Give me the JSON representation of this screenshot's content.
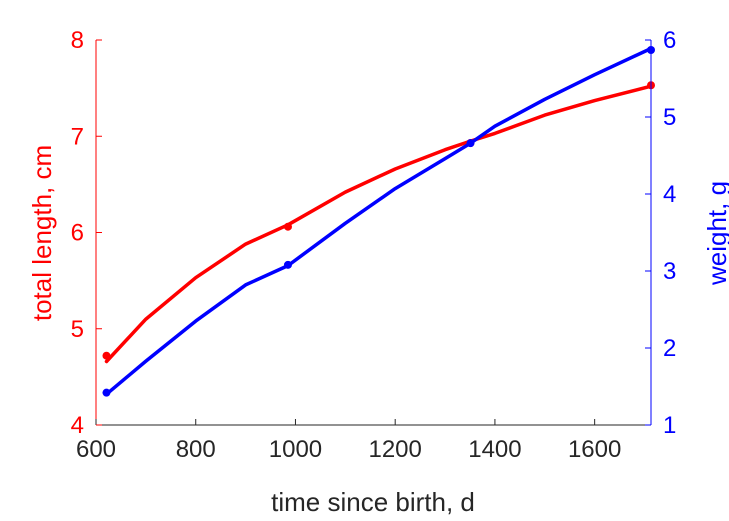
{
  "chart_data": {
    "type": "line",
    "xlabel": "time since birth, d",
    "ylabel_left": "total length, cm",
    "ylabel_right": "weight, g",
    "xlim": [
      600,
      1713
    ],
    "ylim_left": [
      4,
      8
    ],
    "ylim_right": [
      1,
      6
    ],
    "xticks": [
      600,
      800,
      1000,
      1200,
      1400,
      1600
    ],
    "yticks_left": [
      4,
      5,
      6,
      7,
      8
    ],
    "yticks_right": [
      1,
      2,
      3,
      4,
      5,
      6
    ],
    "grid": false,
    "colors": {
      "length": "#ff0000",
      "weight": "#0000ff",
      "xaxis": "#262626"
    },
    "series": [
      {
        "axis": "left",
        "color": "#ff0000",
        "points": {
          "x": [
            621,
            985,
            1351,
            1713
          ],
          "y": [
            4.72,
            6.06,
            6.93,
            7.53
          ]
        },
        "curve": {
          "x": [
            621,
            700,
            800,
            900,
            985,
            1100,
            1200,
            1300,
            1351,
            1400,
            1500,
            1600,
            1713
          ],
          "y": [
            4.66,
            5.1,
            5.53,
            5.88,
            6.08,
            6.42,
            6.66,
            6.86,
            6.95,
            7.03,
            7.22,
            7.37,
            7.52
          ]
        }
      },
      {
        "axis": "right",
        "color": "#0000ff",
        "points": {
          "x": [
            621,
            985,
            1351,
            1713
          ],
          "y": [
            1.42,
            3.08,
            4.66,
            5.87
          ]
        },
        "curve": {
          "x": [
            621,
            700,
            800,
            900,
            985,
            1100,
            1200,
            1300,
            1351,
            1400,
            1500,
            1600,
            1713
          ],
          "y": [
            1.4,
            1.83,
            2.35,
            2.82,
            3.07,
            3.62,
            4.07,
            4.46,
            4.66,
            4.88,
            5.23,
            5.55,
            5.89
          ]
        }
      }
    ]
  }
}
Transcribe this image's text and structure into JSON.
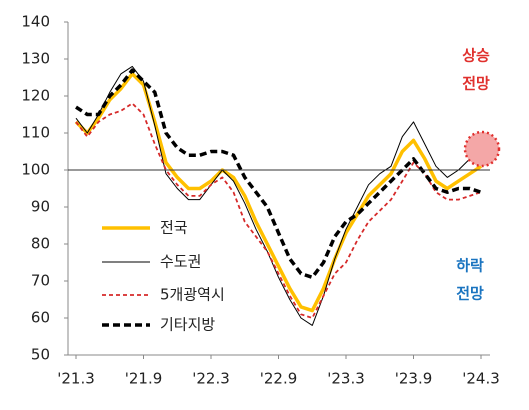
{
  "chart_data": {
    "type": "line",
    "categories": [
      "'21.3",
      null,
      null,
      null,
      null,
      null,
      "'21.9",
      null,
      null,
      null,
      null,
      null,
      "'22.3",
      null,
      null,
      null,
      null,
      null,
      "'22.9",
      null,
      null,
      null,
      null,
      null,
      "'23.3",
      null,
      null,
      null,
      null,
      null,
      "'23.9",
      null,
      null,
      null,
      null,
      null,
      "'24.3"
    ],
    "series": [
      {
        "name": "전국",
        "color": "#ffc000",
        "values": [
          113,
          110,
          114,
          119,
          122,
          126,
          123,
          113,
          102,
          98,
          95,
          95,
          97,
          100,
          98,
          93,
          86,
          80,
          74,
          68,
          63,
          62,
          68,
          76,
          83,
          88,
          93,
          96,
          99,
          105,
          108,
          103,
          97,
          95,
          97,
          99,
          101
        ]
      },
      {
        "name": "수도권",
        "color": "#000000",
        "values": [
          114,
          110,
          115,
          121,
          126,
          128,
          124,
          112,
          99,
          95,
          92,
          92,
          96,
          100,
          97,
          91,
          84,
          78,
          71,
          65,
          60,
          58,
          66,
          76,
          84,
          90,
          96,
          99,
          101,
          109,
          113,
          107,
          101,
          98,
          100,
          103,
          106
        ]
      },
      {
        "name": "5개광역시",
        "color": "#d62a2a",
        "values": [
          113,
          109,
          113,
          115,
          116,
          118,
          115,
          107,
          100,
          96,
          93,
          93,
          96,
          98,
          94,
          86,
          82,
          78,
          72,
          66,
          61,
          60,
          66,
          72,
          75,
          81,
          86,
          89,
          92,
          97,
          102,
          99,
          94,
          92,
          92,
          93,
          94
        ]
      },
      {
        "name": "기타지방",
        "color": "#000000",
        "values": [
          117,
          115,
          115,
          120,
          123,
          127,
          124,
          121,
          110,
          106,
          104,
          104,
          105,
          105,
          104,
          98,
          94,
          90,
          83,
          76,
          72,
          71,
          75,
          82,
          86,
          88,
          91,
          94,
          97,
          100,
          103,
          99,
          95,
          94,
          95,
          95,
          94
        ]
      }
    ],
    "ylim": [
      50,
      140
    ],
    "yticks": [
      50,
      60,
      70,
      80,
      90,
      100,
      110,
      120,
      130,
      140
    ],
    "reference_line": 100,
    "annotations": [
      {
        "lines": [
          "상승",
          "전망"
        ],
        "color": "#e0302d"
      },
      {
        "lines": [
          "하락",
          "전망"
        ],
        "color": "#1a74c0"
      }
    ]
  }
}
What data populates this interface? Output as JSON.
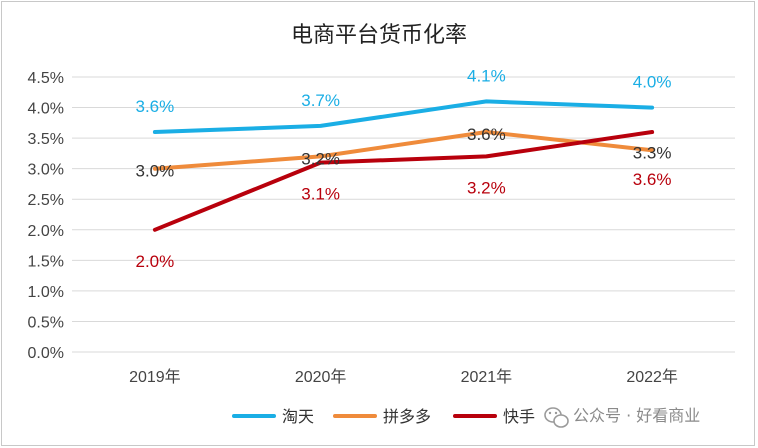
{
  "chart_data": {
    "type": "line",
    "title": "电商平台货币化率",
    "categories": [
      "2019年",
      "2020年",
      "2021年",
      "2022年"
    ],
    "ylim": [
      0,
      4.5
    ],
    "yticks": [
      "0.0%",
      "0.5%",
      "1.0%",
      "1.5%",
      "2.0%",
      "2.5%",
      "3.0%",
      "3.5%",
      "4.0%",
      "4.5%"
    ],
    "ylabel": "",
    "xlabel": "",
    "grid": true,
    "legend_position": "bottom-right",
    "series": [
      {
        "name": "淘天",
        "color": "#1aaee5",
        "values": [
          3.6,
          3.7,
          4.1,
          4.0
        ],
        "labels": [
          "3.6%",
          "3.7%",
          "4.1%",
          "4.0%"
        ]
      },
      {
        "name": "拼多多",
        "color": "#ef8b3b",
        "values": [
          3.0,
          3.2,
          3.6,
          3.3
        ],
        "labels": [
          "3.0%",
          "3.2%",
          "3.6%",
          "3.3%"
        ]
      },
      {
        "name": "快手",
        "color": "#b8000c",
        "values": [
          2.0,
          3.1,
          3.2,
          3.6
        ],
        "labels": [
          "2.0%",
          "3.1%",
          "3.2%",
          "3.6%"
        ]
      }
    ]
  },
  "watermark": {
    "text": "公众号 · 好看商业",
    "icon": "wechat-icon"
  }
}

> _What you need to do_: Copy out all the records exactly, excluding pictures.

> _Answer to the exercise_:
Give me the JSON representation of this screenshot's content.
{
  "chart_data": {
    "type": "line",
    "xlabel": "time since birth, d",
    "ylabel_left": "total length, cm",
    "ylabel_right": "weight, g",
    "xlim": [
      600,
      1713
    ],
    "ylim_left": [
      4,
      8
    ],
    "ylim_right": [
      1,
      6
    ],
    "xticks": [
      600,
      800,
      1000,
      1200,
      1400,
      1600
    ],
    "yticks_left": [
      4,
      5,
      6,
      7,
      8
    ],
    "yticks_right": [
      1,
      2,
      3,
      4,
      5,
      6
    ],
    "grid": false,
    "colors": {
      "length": "#ff0000",
      "weight": "#0000ff",
      "xaxis": "#262626"
    },
    "series": [
      {
        "axis": "left",
        "color": "#ff0000",
        "points": {
          "x": [
            621,
            985,
            1351,
            1713
          ],
          "y": [
            4.72,
            6.06,
            6.93,
            7.53
          ]
        },
        "curve": {
          "x": [
            621,
            700,
            800,
            900,
            985,
            1100,
            1200,
            1300,
            1351,
            1400,
            1500,
            1600,
            1713
          ],
          "y": [
            4.66,
            5.1,
            5.53,
            5.88,
            6.08,
            6.42,
            6.66,
            6.86,
            6.95,
            7.03,
            7.22,
            7.37,
            7.52
          ]
        }
      },
      {
        "axis": "right",
        "color": "#0000ff",
        "points": {
          "x": [
            621,
            985,
            1351,
            1713
          ],
          "y": [
            1.42,
            3.08,
            4.66,
            5.87
          ]
        },
        "curve": {
          "x": [
            621,
            700,
            800,
            900,
            985,
            1100,
            1200,
            1300,
            1351,
            1400,
            1500,
            1600,
            1713
          ],
          "y": [
            1.4,
            1.83,
            2.35,
            2.82,
            3.07,
            3.62,
            4.07,
            4.46,
            4.66,
            4.88,
            5.23,
            5.55,
            5.89
          ]
        }
      }
    ]
  }
}
Transcribe this image's text and structure into JSON.
{
  "chart_data": {
    "type": "line",
    "categories": [
      "'21.3",
      null,
      null,
      null,
      null,
      null,
      "'21.9",
      null,
      null,
      null,
      null,
      null,
      "'22.3",
      null,
      null,
      null,
      null,
      null,
      "'22.9",
      null,
      null,
      null,
      null,
      null,
      "'23.3",
      null,
      null,
      null,
      null,
      null,
      "'23.9",
      null,
      null,
      null,
      null,
      null,
      "'24.3"
    ],
    "series": [
      {
        "name": "전국",
        "color": "#ffc000",
        "values": [
          113,
          110,
          114,
          119,
          122,
          126,
          123,
          113,
          102,
          98,
          95,
          95,
          97,
          100,
          98,
          93,
          86,
          80,
          74,
          68,
          63,
          62,
          68,
          76,
          83,
          88,
          93,
          96,
          99,
          105,
          108,
          103,
          97,
          95,
          97,
          99,
          101
        ]
      },
      {
        "name": "수도권",
        "color": "#000000",
        "values": [
          114,
          110,
          115,
          121,
          126,
          128,
          124,
          112,
          99,
          95,
          92,
          92,
          96,
          100,
          97,
          91,
          84,
          78,
          71,
          65,
          60,
          58,
          66,
          76,
          84,
          90,
          96,
          99,
          101,
          109,
          113,
          107,
          101,
          98,
          100,
          103,
          106
        ]
      },
      {
        "name": "5개광역시",
        "color": "#d62a2a",
        "values": [
          113,
          109,
          113,
          115,
          116,
          118,
          115,
          107,
          100,
          96,
          93,
          93,
          96,
          98,
          94,
          86,
          82,
          78,
          72,
          66,
          61,
          60,
          66,
          72,
          75,
          81,
          86,
          89,
          92,
          97,
          102,
          99,
          94,
          92,
          92,
          93,
          94
        ]
      },
      {
        "name": "기타지방",
        "color": "#000000",
        "values": [
          117,
          115,
          115,
          120,
          123,
          127,
          124,
          121,
          110,
          106,
          104,
          104,
          105,
          105,
          104,
          98,
          94,
          90,
          83,
          76,
          72,
          71,
          75,
          82,
          86,
          88,
          91,
          94,
          97,
          100,
          103,
          99,
          95,
          94,
          95,
          95,
          94
        ]
      }
    ],
    "ylim": [
      50,
      140
    ],
    "yticks": [
      50,
      60,
      70,
      80,
      90,
      100,
      110,
      120,
      130,
      140
    ],
    "reference_line": 100,
    "annotations": [
      {
        "lines": [
          "상승",
          "전망"
        ],
        "color": "#e0302d"
      },
      {
        "lines": [
          "하락",
          "전망"
        ],
        "color": "#1a74c0"
      }
    ]
  }
}
What data populates this interface? Output as JSON.
{
  "chart_data": {
    "type": "line",
    "title": "电商平台货币化率",
    "categories": [
      "2019年",
      "2020年",
      "2021年",
      "2022年"
    ],
    "ylim": [
      0,
      4.5
    ],
    "yticks": [
      "0.0%",
      "0.5%",
      "1.0%",
      "1.5%",
      "2.0%",
      "2.5%",
      "3.0%",
      "3.5%",
      "4.0%",
      "4.5%"
    ],
    "ylabel": "",
    "xlabel": "",
    "grid": true,
    "legend_position": "bottom-right",
    "series": [
      {
        "name": "淘天",
        "color": "#1aaee5",
        "values": [
          3.6,
          3.7,
          4.1,
          4.0
        ],
        "labels": [
          "3.6%",
          "3.7%",
          "4.1%",
          "4.0%"
        ]
      },
      {
        "name": "拼多多",
        "color": "#ef8b3b",
        "values": [
          3.0,
          3.2,
          3.6,
          3.3
        ],
        "labels": [
          "3.0%",
          "3.2%",
          "3.6%",
          "3.3%"
        ]
      },
      {
        "name": "快手",
        "color": "#b8000c",
        "values": [
          2.0,
          3.1,
          3.2,
          3.6
        ],
        "labels": [
          "2.0%",
          "3.1%",
          "3.2%",
          "3.6%"
        ]
      }
    ]
  },
  "watermark": {
    "text": "公众号 · 好看商业",
    "icon": "wechat-icon"
  }
}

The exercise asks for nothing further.